(Figure record extracts)
•••••
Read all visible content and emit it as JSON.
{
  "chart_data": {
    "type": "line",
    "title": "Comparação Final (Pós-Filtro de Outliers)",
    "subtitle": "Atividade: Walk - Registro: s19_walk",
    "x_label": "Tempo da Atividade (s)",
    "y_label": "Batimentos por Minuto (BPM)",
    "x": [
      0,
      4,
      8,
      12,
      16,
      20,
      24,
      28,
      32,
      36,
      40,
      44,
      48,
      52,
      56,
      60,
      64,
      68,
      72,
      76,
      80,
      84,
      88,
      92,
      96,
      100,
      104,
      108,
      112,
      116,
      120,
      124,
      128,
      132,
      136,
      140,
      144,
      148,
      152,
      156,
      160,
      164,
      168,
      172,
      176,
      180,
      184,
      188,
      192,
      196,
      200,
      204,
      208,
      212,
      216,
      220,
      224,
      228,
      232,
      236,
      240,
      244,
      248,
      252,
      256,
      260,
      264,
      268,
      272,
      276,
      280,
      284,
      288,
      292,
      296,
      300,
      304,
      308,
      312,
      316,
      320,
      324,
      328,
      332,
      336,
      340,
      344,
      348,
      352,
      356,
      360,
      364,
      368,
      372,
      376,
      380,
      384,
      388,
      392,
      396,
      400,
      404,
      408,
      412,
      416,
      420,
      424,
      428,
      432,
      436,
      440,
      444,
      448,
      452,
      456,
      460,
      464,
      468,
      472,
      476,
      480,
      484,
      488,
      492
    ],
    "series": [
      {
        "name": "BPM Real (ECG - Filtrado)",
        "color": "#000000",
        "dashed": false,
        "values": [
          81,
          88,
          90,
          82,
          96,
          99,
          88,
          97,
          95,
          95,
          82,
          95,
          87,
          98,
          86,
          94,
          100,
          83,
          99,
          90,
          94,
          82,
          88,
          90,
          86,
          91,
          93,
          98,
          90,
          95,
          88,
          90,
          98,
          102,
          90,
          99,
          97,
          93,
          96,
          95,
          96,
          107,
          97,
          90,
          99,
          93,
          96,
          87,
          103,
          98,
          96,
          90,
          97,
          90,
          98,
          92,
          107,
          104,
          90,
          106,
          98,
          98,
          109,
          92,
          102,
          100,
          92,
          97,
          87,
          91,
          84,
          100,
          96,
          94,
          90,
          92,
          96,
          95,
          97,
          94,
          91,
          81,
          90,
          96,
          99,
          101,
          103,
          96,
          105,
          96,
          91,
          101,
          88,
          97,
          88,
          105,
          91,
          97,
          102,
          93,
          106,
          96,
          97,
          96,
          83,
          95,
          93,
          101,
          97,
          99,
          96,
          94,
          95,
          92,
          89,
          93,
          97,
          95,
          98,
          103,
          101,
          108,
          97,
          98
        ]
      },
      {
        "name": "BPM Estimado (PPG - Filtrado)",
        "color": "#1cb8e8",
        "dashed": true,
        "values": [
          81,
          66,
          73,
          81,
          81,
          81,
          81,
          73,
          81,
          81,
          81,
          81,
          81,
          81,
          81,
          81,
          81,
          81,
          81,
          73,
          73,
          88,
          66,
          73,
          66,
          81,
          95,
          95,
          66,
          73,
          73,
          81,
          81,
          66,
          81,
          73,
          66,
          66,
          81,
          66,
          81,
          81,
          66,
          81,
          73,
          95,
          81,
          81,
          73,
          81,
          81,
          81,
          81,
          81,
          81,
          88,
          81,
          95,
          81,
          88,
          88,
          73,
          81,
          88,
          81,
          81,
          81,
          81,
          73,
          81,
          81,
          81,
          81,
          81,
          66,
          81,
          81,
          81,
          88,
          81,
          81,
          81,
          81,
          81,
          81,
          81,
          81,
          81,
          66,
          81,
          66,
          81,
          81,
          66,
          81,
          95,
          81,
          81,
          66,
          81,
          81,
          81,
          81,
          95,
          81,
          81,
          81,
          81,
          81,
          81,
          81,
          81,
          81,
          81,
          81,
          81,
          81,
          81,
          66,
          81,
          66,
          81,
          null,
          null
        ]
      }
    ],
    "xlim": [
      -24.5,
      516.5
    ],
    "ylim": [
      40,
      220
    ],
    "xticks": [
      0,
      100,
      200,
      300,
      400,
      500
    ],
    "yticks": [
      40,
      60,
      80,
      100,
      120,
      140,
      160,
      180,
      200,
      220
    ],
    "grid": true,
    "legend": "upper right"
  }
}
•••••
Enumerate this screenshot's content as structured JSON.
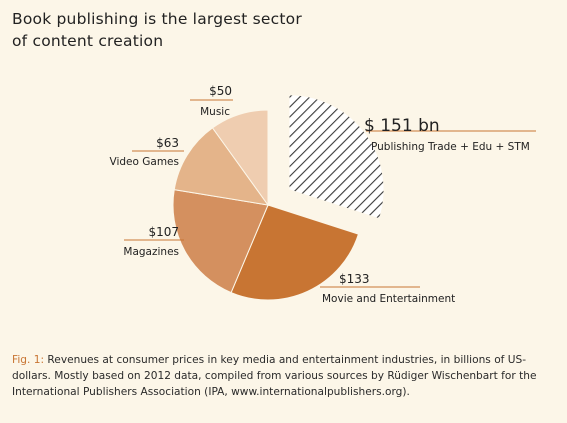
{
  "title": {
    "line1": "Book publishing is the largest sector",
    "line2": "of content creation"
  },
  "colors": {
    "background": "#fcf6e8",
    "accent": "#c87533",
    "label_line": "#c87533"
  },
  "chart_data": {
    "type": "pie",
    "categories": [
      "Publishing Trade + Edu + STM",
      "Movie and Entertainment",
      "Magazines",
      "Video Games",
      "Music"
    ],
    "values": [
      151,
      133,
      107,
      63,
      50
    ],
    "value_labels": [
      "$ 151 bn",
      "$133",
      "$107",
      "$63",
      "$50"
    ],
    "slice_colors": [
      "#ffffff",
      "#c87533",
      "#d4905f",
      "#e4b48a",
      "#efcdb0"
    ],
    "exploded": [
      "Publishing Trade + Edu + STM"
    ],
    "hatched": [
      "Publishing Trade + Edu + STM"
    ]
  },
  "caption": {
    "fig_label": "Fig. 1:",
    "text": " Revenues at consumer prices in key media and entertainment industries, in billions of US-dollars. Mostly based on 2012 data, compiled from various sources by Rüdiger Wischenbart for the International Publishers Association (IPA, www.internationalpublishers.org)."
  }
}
•••••
THE EXERCISE:
Take every line from the records above that has the word "Atividade" and copy it.

OUTPUT FOR THIS EXERCISE:
    "subtitle": "Atividade: Walk - Registro: s19_walk",
    "x_label": "Tempo da Atividade (s)",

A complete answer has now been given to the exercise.